Locate every line below that contains the word "combinazione" and copy it.

-- BEGIN Material --

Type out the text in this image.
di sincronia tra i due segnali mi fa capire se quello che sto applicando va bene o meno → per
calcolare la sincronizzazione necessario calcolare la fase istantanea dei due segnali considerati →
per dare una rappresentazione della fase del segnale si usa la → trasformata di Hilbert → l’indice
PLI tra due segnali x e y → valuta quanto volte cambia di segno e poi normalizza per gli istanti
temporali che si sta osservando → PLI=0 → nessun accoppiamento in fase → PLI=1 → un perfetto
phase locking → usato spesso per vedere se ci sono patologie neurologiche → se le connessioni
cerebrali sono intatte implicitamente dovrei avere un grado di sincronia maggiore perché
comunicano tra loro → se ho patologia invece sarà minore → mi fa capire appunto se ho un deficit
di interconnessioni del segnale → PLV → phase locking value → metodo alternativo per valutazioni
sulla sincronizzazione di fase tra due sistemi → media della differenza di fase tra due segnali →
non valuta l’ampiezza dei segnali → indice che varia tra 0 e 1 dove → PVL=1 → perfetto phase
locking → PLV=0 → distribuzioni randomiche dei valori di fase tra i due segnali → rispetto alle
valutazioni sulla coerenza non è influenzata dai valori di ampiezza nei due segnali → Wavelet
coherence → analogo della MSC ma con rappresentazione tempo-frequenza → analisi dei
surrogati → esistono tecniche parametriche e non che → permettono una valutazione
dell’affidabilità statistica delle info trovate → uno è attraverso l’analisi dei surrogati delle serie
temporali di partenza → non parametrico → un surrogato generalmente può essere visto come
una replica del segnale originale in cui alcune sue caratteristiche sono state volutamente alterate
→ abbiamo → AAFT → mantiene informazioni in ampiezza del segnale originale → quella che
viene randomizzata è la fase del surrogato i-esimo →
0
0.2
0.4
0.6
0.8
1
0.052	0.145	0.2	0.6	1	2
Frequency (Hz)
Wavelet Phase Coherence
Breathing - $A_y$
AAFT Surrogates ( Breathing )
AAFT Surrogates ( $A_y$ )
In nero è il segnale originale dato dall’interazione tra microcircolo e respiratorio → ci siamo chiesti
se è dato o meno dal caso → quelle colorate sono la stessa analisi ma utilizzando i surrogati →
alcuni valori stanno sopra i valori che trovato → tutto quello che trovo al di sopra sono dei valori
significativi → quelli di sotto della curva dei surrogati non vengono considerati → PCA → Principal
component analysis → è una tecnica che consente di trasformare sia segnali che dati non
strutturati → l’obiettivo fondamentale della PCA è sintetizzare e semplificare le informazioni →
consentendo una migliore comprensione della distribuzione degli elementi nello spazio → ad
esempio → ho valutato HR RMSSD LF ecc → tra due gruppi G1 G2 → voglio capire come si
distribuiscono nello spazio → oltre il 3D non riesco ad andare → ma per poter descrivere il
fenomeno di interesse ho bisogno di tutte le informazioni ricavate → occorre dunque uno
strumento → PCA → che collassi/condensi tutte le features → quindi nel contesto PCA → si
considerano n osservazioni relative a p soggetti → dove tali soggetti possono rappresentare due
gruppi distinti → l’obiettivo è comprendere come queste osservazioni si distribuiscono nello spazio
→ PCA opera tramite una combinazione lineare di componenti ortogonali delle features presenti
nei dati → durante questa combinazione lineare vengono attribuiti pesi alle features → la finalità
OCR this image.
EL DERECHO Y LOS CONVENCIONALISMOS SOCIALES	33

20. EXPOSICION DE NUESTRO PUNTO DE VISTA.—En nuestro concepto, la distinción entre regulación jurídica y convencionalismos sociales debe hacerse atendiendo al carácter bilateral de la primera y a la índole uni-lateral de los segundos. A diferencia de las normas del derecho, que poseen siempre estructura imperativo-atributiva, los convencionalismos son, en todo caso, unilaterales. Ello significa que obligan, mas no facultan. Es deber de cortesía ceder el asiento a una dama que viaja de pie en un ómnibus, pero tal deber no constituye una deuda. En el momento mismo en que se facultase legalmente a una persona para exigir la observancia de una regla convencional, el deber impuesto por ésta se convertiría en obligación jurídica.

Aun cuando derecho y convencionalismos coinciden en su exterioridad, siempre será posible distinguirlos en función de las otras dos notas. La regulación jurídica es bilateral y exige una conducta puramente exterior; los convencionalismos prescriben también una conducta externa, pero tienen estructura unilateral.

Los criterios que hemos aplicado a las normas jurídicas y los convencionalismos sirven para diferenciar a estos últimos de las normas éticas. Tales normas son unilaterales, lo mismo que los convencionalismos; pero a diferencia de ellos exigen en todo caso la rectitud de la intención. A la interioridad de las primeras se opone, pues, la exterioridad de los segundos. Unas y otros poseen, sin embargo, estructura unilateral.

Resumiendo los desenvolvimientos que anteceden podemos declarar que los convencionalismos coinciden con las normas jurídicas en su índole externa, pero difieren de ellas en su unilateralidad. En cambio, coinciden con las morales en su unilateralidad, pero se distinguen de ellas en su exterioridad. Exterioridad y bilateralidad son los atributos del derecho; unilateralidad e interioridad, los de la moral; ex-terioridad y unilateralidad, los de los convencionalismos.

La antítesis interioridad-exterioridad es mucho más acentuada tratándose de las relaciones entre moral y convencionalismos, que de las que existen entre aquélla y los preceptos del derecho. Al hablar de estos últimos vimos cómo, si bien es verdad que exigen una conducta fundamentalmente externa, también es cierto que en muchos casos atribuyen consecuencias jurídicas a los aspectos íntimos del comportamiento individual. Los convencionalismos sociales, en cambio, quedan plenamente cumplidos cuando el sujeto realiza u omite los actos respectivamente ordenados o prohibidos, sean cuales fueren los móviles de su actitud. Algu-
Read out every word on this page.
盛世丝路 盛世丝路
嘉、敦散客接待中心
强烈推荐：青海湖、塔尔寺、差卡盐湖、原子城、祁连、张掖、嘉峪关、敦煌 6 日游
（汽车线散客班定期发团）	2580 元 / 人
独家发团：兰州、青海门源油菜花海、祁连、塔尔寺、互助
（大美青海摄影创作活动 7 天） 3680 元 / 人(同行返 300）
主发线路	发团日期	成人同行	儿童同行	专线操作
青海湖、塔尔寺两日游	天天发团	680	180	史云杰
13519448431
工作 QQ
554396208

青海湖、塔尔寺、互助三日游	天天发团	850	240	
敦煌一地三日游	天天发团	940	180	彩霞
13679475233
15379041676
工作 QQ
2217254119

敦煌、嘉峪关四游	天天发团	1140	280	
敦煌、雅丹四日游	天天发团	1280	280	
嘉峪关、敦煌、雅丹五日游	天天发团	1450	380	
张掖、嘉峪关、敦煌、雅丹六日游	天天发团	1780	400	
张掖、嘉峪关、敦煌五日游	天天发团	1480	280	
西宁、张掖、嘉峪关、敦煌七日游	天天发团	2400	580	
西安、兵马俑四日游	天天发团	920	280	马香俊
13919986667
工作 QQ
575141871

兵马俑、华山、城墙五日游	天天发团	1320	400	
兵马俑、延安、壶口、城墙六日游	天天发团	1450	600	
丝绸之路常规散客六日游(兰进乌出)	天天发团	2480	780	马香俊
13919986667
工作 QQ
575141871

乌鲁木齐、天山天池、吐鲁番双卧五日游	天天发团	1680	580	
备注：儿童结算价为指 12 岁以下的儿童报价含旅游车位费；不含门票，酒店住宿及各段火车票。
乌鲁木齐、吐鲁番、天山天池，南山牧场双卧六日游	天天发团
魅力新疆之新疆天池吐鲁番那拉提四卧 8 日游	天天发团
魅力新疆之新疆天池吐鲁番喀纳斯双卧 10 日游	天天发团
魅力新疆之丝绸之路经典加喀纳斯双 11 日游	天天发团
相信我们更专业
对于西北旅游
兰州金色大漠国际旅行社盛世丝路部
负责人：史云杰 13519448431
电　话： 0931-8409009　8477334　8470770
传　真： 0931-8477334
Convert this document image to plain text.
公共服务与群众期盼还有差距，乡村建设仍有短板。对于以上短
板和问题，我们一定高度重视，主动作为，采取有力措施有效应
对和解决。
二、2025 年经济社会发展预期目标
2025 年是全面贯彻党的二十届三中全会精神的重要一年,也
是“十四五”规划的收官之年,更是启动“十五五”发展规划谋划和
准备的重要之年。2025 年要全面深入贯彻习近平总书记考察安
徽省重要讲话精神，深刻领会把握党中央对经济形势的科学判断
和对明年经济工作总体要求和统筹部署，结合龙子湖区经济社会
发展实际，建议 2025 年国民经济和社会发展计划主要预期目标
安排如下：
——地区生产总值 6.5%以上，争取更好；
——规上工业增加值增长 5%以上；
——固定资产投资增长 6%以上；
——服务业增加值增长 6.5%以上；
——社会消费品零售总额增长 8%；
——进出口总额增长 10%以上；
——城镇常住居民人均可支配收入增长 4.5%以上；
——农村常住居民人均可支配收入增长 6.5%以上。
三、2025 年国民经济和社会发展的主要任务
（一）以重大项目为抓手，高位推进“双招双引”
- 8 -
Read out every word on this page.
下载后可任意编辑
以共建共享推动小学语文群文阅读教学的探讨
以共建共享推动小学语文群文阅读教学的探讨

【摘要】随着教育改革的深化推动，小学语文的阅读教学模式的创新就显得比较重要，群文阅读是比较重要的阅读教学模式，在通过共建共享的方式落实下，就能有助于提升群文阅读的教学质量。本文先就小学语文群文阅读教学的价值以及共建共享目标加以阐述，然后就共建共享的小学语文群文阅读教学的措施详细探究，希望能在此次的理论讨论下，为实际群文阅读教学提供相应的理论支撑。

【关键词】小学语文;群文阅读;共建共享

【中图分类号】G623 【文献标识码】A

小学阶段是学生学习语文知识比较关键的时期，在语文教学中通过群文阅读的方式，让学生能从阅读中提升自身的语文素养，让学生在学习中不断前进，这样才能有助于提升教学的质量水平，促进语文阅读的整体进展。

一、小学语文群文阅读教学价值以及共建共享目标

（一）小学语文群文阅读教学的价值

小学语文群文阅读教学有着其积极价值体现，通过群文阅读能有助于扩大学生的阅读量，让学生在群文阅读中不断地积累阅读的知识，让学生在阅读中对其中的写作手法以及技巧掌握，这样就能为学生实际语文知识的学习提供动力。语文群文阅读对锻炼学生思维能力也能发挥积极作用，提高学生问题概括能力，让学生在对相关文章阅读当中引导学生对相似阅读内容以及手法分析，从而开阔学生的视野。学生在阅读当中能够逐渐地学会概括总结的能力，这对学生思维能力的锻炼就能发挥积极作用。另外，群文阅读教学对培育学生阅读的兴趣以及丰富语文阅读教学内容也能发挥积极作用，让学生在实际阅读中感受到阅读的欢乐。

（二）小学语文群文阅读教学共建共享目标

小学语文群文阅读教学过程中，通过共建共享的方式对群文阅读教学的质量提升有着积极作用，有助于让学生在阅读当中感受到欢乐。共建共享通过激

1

-- END Material --

● **Solution to the problem**:
→ PCA opera tramite una combinazione lineare di componenti ortogonali delle features presenti
nei dati → durante questa combinazione lineare vengono attribuiti pesi alle features → la finalità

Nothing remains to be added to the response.